=== TASK MATERIAL ===
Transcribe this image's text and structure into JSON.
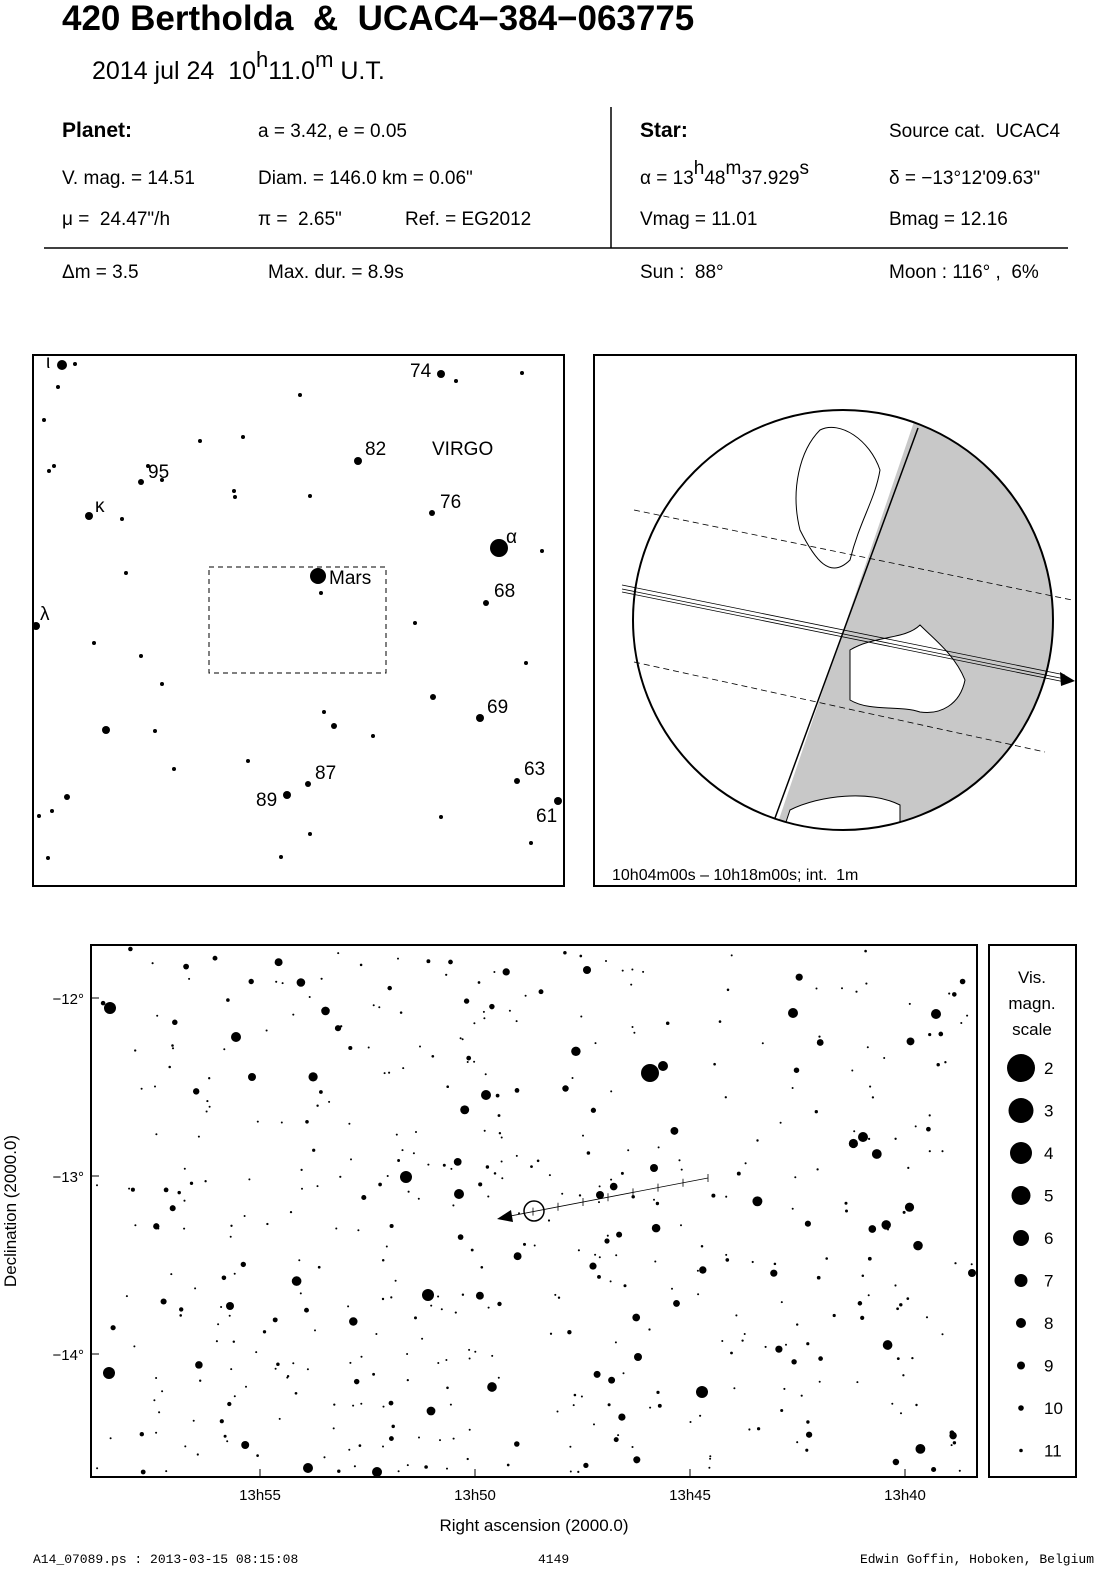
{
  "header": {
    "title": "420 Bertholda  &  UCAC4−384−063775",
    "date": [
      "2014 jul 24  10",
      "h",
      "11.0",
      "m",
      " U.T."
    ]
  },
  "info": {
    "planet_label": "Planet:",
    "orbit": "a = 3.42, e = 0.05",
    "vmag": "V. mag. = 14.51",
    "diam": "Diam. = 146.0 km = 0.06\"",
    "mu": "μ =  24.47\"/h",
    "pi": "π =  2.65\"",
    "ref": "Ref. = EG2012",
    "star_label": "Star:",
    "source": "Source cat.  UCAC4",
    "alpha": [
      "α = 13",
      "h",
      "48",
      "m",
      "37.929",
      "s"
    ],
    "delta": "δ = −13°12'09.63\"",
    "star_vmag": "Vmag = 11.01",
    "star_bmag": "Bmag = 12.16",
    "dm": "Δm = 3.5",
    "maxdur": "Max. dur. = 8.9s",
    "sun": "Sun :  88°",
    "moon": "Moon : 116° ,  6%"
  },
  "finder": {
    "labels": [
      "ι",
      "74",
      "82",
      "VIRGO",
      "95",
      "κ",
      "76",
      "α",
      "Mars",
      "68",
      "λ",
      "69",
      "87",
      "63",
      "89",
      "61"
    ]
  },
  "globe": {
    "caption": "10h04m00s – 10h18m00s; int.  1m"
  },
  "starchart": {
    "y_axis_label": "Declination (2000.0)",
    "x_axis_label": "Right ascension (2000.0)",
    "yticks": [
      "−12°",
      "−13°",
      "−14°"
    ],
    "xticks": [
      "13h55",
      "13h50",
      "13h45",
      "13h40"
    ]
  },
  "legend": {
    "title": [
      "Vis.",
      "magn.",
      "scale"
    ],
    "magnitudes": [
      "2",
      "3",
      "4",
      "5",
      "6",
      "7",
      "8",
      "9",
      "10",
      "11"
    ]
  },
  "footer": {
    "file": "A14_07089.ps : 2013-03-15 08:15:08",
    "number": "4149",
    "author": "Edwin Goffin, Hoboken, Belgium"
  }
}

---

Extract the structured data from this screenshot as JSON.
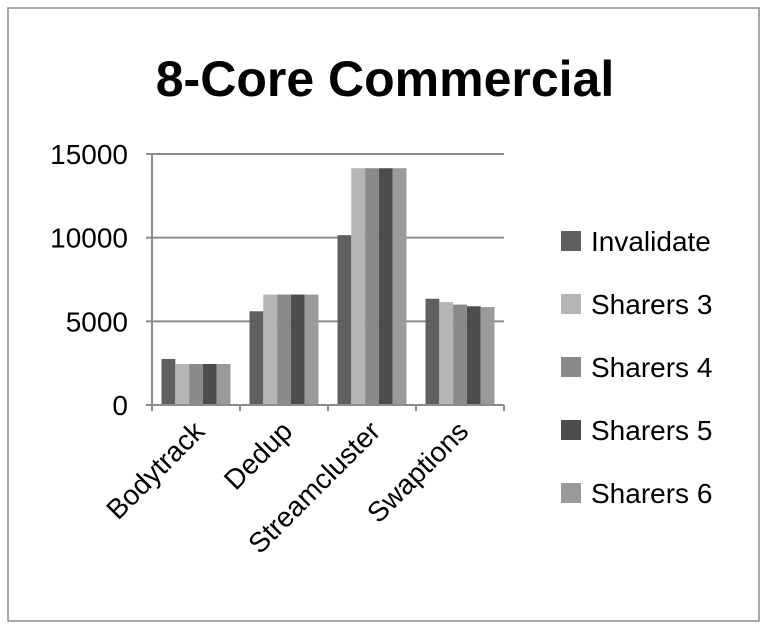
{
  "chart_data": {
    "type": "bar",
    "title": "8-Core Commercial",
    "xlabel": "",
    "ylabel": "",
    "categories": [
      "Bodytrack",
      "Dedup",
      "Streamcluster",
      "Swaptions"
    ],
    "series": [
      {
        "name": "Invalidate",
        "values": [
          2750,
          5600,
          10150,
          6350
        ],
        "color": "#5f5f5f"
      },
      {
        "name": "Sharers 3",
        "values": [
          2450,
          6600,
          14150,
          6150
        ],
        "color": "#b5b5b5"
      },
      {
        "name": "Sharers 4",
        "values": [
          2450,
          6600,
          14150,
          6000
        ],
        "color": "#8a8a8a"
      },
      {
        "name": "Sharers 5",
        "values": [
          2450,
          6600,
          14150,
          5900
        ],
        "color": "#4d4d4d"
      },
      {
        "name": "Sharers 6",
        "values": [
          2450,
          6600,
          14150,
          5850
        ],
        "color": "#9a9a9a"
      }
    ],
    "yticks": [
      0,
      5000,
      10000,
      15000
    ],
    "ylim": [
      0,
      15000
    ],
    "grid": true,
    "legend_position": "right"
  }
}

=== WHAT YOU HAVE TO DO ===
Where a line in the entries holds the word "this", copy that line.

=== OUTPUT OF THE EXERCISE ===
Transcribe this image's text and structure into JSON.
Extract the structured data from this screenshot as JSON.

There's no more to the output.